# Instruction
Present the part that opens with the line containing "Text: 10, BURLING" and closes with the line containing "Bar — [477, 56, 513, 325]" as a Markdown table with the columns Row and Line. Number each line in Row, put the line in Line, and leave out blank lines.

# Dataset entries
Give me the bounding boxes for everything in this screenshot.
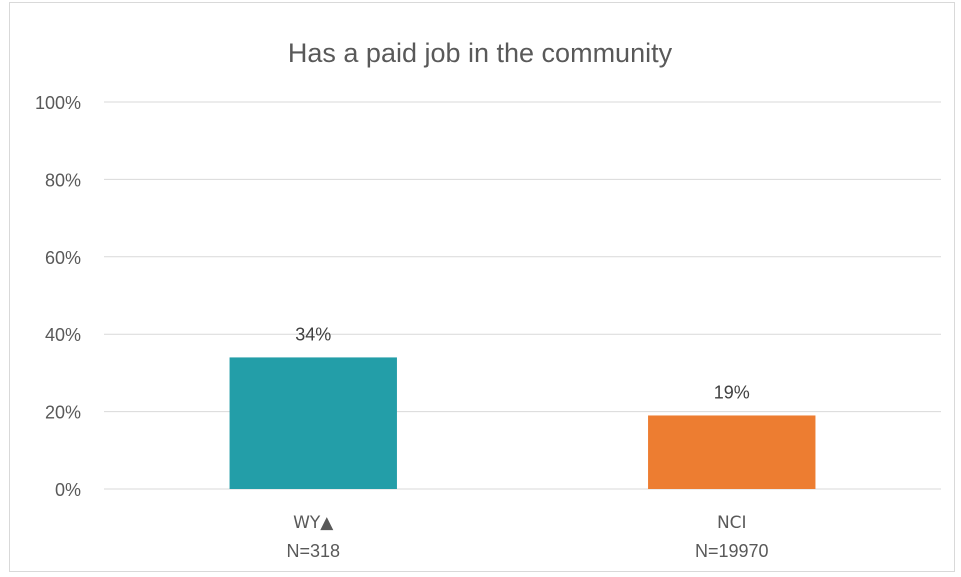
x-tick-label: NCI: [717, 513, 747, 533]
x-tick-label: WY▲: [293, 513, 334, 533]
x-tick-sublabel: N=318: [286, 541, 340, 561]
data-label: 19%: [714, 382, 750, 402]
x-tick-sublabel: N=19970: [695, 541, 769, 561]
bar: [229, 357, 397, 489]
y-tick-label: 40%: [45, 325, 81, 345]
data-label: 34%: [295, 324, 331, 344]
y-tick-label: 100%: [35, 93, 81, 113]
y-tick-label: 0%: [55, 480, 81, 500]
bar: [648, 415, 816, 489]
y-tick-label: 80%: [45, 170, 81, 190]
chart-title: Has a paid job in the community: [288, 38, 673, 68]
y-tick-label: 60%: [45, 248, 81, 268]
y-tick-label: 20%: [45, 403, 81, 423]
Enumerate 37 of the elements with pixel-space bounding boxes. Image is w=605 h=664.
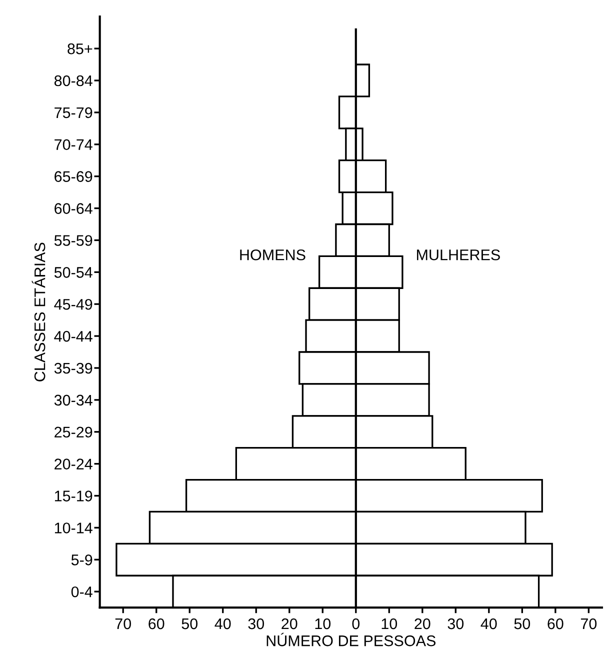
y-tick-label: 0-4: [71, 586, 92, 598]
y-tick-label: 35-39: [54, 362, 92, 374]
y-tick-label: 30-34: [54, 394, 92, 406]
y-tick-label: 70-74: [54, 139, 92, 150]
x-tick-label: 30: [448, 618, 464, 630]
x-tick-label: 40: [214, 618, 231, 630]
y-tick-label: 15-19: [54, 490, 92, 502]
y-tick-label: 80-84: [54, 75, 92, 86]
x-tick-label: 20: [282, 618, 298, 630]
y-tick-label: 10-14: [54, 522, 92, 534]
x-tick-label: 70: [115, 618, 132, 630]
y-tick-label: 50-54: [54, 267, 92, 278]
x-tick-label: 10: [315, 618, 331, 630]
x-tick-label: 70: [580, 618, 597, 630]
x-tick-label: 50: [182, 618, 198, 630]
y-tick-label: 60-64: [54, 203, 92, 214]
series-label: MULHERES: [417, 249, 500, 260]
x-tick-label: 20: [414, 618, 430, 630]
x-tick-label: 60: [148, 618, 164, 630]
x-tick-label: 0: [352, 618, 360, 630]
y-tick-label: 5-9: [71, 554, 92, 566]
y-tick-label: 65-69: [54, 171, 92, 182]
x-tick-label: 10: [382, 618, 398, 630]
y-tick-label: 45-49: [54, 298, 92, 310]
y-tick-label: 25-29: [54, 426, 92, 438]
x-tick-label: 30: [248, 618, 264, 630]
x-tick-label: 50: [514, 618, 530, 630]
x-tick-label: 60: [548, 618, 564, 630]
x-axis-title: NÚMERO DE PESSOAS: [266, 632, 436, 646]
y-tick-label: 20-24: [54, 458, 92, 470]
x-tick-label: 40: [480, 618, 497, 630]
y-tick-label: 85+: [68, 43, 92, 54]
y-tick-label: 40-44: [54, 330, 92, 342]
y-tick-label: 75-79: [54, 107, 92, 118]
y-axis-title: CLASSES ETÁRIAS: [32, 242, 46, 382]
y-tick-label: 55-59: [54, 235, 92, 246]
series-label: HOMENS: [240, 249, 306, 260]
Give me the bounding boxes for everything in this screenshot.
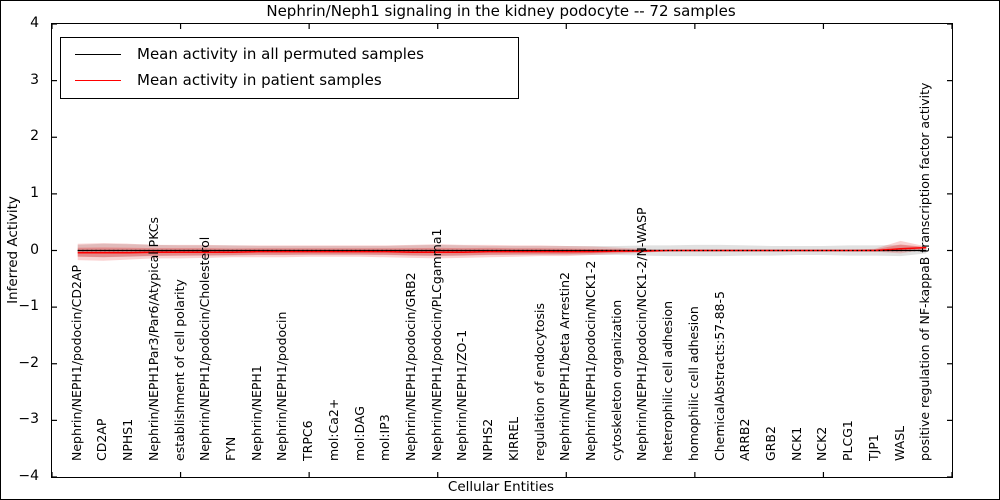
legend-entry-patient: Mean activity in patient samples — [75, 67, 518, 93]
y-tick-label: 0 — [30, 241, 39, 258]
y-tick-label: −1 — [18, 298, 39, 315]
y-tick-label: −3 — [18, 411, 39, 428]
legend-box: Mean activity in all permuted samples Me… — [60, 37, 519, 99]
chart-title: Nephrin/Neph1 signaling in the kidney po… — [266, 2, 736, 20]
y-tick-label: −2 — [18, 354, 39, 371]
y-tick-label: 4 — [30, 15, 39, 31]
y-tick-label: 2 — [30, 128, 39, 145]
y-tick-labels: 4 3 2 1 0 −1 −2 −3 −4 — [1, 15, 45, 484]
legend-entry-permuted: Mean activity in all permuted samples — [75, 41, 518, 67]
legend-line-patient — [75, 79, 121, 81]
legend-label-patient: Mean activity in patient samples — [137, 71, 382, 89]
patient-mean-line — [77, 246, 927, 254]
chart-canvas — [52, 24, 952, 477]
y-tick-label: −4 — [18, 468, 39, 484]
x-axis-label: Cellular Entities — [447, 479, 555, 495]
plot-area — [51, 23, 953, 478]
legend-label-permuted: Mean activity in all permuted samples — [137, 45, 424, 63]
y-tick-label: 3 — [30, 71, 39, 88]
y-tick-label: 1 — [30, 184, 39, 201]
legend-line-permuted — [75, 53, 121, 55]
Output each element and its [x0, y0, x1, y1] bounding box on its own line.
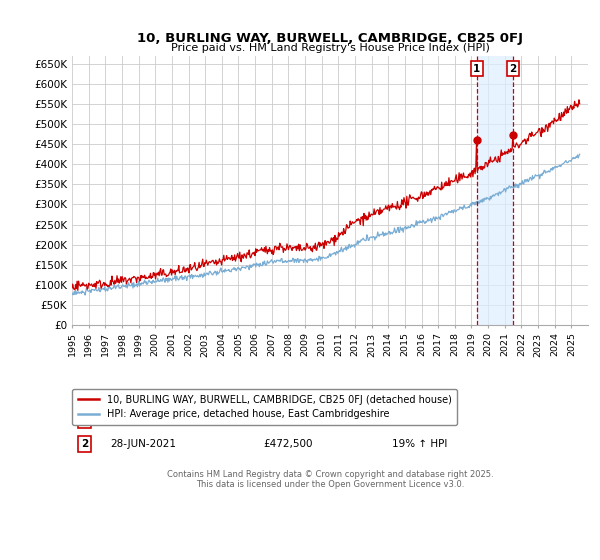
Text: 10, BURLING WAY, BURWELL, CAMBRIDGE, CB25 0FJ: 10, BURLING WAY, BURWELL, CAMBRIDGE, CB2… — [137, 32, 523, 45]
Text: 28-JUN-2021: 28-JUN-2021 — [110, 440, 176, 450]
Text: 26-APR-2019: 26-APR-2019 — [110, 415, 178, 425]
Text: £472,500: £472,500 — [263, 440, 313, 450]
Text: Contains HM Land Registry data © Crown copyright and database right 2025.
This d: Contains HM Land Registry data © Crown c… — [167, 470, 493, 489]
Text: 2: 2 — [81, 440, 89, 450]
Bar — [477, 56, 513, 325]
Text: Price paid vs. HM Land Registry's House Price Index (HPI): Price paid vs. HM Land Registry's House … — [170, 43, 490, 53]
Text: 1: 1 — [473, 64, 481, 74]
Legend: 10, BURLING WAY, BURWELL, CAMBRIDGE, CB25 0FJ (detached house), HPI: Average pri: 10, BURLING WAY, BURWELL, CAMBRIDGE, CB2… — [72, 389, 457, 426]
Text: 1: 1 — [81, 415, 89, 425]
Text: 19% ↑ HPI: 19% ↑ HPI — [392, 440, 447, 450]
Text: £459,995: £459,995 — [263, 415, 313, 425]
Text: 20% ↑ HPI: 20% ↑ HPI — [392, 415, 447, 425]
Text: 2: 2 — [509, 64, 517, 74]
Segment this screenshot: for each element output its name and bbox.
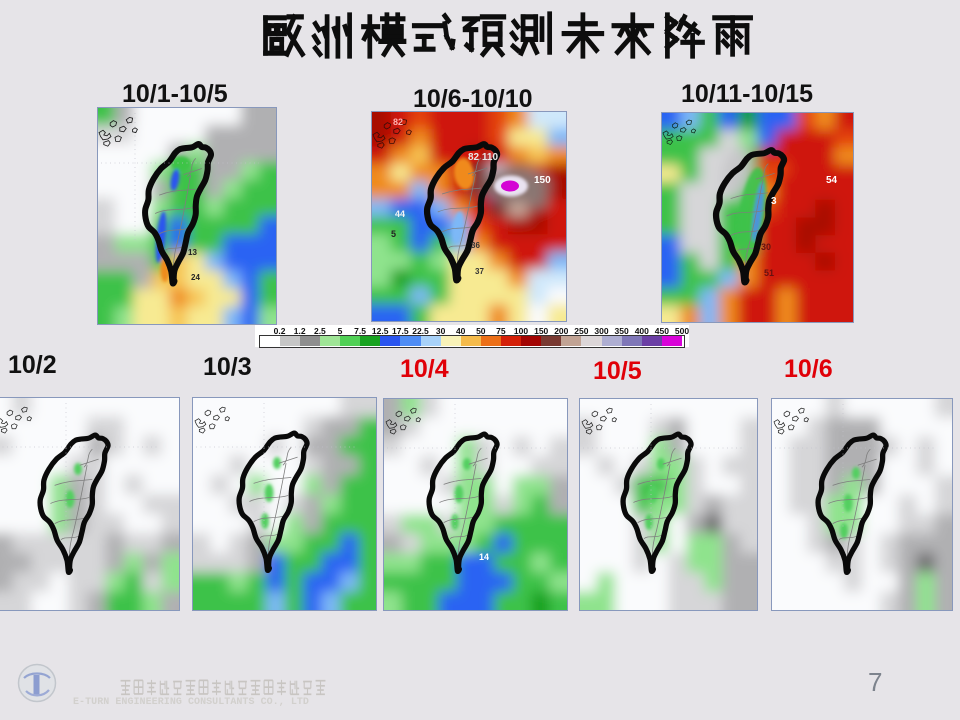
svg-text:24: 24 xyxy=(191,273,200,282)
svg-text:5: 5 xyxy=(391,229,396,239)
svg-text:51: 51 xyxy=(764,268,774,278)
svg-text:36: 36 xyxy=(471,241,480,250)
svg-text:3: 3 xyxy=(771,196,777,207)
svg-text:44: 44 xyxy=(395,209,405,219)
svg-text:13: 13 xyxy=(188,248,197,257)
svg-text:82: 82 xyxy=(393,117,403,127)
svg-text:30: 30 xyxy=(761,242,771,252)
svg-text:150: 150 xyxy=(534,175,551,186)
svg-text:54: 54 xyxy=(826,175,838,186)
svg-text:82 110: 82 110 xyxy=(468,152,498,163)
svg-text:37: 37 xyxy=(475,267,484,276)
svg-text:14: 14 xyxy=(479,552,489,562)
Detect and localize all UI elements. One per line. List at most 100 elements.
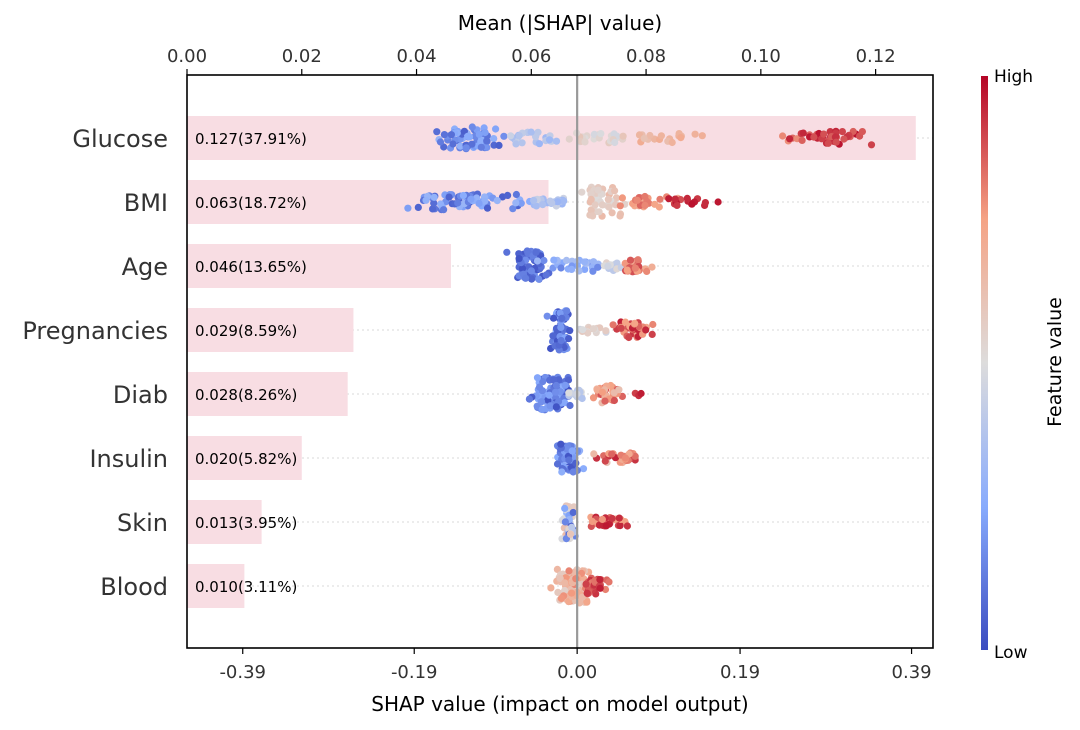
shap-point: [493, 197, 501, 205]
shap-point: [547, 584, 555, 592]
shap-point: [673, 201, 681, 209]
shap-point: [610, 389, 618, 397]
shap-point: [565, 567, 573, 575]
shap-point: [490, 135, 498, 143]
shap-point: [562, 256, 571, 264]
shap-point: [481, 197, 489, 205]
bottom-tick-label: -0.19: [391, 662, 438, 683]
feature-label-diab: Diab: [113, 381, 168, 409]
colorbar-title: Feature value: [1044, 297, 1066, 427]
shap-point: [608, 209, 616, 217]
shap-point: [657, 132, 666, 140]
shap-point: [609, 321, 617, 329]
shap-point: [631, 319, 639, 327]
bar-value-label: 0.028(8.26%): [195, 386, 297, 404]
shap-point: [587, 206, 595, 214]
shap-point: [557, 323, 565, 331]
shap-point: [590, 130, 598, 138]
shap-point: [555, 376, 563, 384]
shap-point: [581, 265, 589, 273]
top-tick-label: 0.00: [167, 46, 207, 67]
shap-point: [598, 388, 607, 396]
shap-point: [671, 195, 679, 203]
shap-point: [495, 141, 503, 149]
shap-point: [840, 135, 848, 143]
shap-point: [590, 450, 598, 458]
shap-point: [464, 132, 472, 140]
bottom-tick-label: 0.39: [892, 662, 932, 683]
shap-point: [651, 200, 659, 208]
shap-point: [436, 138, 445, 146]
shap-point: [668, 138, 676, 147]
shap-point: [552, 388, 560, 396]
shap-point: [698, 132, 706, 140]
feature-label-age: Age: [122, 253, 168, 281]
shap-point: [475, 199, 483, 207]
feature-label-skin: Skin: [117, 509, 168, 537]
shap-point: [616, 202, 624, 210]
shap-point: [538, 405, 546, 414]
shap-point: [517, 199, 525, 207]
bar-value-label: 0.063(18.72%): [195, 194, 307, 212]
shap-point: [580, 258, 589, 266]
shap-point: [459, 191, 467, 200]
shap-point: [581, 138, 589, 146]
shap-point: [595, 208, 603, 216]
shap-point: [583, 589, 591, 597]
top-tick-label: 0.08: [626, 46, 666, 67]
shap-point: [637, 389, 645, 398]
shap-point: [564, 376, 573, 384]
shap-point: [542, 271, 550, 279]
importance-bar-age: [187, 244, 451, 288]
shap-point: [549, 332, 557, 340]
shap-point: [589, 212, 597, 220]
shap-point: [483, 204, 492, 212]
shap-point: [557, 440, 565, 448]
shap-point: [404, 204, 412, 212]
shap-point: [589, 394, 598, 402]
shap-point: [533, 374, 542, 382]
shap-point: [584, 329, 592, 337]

# Output
| Row | Line |
|---|---|
| 1 | Text: 10, BURLING WAY, BURWELL, CAMBRIDGE, CB25 0FJ: 10, BURLING WAY, BURWELL, CAMBRIDGE, CB2… — [137, 32, 523, 45] |
| 2 | Text: 28-JUN-2021: 28-JUN-2021 — [110, 440, 176, 450] |
| 3 | Text: 26-APR-2019: 26-APR-2019 — [110, 415, 178, 425] |
| 4 | Text: £472,500: £472,500 — [263, 440, 313, 450] |
| 5 | Text: Contains HM Land Registry data © Crown copyright and database right 2025. |
| 6 | This d: Contains HM Land Registry data © Crown c… — [167, 470, 493, 489] |
| 7 | Text: 2: 2 — [81, 440, 89, 450] |
| 8 | Bar — [477, 56, 513, 325] |